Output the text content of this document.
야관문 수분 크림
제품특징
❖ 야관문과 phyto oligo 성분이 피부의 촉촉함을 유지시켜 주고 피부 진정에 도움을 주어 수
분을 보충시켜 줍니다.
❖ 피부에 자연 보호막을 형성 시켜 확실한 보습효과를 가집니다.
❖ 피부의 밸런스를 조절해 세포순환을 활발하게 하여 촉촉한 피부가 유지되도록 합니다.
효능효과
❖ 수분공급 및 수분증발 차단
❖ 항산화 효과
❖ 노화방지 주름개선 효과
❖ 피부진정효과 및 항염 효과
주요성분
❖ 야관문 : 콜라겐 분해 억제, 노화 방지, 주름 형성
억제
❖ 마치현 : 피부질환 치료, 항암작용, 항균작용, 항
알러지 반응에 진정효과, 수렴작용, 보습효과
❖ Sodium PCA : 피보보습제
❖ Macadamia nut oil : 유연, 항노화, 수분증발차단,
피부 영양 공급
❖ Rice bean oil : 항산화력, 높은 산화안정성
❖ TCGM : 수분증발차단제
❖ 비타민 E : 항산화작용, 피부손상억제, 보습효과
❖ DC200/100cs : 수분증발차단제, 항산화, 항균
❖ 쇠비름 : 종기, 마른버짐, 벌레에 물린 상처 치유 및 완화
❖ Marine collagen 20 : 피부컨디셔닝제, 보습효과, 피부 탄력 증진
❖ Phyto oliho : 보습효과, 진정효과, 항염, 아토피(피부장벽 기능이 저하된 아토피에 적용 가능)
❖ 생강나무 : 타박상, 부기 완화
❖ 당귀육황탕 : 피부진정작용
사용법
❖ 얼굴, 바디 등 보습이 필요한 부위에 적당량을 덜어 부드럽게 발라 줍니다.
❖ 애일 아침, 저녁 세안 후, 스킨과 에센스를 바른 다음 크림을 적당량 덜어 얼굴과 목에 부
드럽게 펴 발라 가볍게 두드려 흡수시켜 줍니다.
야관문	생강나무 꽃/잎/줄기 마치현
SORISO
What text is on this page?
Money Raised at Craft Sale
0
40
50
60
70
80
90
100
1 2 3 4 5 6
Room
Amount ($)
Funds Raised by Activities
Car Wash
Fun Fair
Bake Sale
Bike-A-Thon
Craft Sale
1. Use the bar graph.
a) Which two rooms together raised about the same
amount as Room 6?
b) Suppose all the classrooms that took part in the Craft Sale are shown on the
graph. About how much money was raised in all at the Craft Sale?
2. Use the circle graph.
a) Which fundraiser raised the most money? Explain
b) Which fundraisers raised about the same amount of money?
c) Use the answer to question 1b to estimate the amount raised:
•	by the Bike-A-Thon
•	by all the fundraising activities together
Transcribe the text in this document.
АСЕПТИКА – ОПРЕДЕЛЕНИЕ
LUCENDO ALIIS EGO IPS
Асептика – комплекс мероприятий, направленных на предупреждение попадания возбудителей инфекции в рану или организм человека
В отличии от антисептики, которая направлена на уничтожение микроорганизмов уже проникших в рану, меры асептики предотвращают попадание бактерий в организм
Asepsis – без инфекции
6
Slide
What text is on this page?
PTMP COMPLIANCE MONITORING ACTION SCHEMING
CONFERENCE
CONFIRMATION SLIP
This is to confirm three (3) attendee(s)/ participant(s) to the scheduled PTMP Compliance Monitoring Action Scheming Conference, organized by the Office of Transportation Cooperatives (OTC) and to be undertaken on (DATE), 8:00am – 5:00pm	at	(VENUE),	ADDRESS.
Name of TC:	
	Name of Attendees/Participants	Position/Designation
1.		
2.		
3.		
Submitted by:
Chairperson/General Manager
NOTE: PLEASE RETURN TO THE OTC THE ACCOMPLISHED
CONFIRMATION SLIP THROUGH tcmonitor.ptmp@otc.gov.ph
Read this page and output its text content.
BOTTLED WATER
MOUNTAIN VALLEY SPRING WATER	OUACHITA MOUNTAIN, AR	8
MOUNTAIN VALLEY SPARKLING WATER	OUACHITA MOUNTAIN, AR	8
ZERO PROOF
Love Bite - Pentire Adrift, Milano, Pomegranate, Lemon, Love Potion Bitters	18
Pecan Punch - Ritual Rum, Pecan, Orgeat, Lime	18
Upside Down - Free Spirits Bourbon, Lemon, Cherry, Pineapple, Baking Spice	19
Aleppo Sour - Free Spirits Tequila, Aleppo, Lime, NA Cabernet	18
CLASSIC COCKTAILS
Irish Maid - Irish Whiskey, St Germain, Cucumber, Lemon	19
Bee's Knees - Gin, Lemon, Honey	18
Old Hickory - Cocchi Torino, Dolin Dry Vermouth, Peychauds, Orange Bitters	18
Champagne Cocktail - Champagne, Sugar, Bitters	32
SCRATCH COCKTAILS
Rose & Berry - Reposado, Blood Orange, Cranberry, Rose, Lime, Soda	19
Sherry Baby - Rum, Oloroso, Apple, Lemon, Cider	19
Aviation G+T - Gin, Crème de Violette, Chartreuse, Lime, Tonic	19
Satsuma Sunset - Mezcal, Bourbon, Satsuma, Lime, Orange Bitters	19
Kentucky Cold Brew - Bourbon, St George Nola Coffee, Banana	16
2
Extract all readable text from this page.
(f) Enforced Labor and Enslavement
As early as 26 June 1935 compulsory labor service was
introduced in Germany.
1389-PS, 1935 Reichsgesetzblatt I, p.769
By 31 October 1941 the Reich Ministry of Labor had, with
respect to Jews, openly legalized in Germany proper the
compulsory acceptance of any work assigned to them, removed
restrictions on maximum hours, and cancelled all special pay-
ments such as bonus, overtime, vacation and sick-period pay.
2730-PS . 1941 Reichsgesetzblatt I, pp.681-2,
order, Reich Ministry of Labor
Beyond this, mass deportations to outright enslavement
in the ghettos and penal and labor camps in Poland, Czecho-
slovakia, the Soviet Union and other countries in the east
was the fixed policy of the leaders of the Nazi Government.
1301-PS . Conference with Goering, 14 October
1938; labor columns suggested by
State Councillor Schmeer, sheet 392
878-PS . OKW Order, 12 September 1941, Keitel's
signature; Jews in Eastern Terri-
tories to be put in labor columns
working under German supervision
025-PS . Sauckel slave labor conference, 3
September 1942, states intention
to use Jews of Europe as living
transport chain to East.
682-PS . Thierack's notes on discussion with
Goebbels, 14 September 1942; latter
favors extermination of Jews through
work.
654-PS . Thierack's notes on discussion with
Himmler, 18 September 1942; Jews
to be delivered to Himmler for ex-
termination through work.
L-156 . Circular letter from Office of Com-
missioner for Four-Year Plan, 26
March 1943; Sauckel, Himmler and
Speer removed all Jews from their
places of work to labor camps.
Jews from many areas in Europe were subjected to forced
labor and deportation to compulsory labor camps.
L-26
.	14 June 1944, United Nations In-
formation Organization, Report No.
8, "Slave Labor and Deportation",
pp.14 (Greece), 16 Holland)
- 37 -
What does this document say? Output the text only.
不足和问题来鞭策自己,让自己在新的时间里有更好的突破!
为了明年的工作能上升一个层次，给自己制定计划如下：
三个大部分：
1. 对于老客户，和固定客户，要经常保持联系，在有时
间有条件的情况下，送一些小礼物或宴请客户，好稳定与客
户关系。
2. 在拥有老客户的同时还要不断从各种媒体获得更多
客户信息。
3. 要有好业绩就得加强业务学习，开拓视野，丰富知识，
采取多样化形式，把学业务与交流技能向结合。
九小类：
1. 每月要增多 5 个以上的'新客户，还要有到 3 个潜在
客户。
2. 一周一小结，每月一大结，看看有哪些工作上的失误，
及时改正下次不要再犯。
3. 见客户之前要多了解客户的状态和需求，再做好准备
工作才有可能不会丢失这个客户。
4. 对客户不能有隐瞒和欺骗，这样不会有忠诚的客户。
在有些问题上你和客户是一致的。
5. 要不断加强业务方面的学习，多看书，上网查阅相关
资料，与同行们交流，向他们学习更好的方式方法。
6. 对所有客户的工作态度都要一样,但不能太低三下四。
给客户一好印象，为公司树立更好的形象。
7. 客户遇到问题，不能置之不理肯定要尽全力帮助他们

▶ _Task statement_:
Scan the material above. Return every line containing the string "graph".

▶ _Solution to this problem_:
1. Use the bar graph.
graph. About how much money was raised in all at the Craft Sale?
2. Use the circle graph.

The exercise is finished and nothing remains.